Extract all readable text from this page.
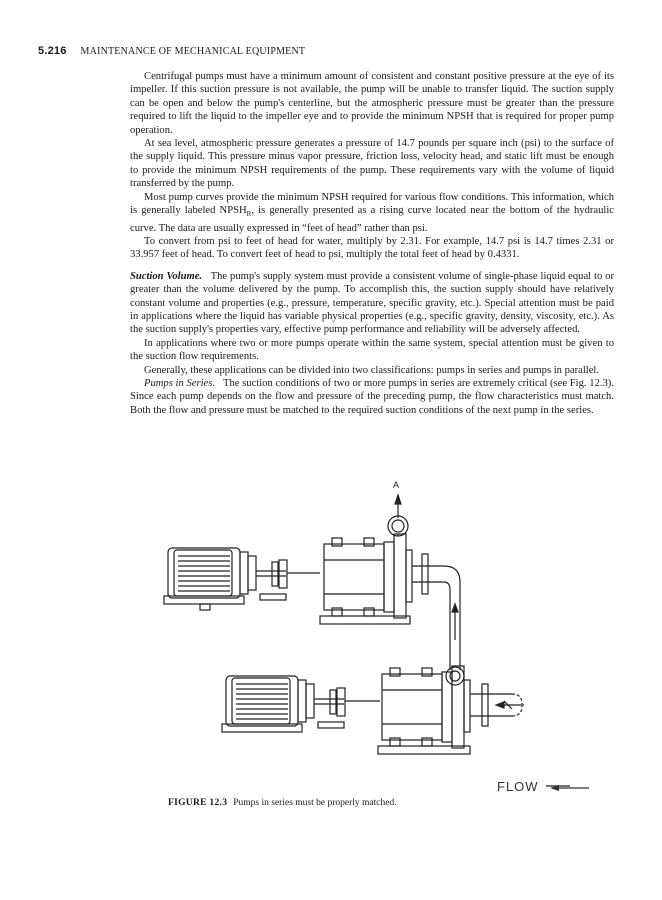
5.216 MAINTENANCE OF MECHANICAL EQUIPMENT

Centrifugal pumps must have a minimum amount of consistent and constant positive pressure at the eye of its impeller. If this suction pressure is not available, the pump will be unable to transfer liquid. The suction supply can be open and below the pump's centerline, but the atmospheric pressure must be greater than the pressure required to lift the liquid to the impeller eye and to provide the minimum NPSH that is required for proper pump operation.

At sea level, atmospheric pressure generates a pressure of 14.7 pounds per square inch (psi) to the surface of the supply liquid. This pressure minus vapor pressure, friction loss, velocity head, and static lift must be enough to provide the minimum NPSH requirements of the pump. These requirements vary with the volume of liquid transferred by the pump.

Most pump curves provide the minimum NPSH required for various flow conditions. This information, which is generally labeled $NPSH_R$, is generally presented as a rising curve located near the bottom of the hydraulic curve. The data are usually expressed in “feet of head” rather than psi.

To convert from psi to feet of head for water, multiply by 2.31. For example, 14.7 psi is 14.7 times 2.31 or 33.957 feet of head. To convert feet of head to psi, multiply the total feet of head by 0.4331.

Suction Volume. The pump's supply system must provide a consistent volume of single-phase liquid equal to or greater than the volume delivered by the pump. To accomplish this, the suction supply should have relatively constant volume and properties (e.g., pressure, temperature, specific gravity, etc.). Special attention must be paid in applications where the liquid has variable physical properties (e.g., specific gravity, density, viscosity, etc.). As the suction supply's properties vary, effective pump performance and reliability will be adversely affected.

In applications where two or more pumps operate within the same system, special attention must be given to the suction flow requirements.

Generally, these applications can be divided into two classifications: pumps in series and pumps in parallel.

Pumps in Series. The suction conditions of two or more pumps in series are extremely critical (see Fig. 12.3). Since each pump depends on the flow and pressure of the preceding pump, the flow characteristics must match. Both the flow and pressure must be matched to the required suction conditions of the next pump in the series.

A
FLOW
FIGURE 12.3 Pumps in series must be properly matched.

=-=-=

§ What to work on: Among the records above, find each line holding the string "series" and pull it out.

§ Answer to this exercise:
Generally, these applications can be divided into two classifications: pumps in series and pumps in parallel.
Pumps in Series. The suction conditions of two or more pumps in series are extremely critical (see Fig. 12.3). Since each pump depends on the flow and pressure of the preceding pump, the flow characteristics must match. Both the flow and pressure must be matched to the required suction conditions of the next pump in the series.
FIGURE 12.3 Pumps in series must be properly matched.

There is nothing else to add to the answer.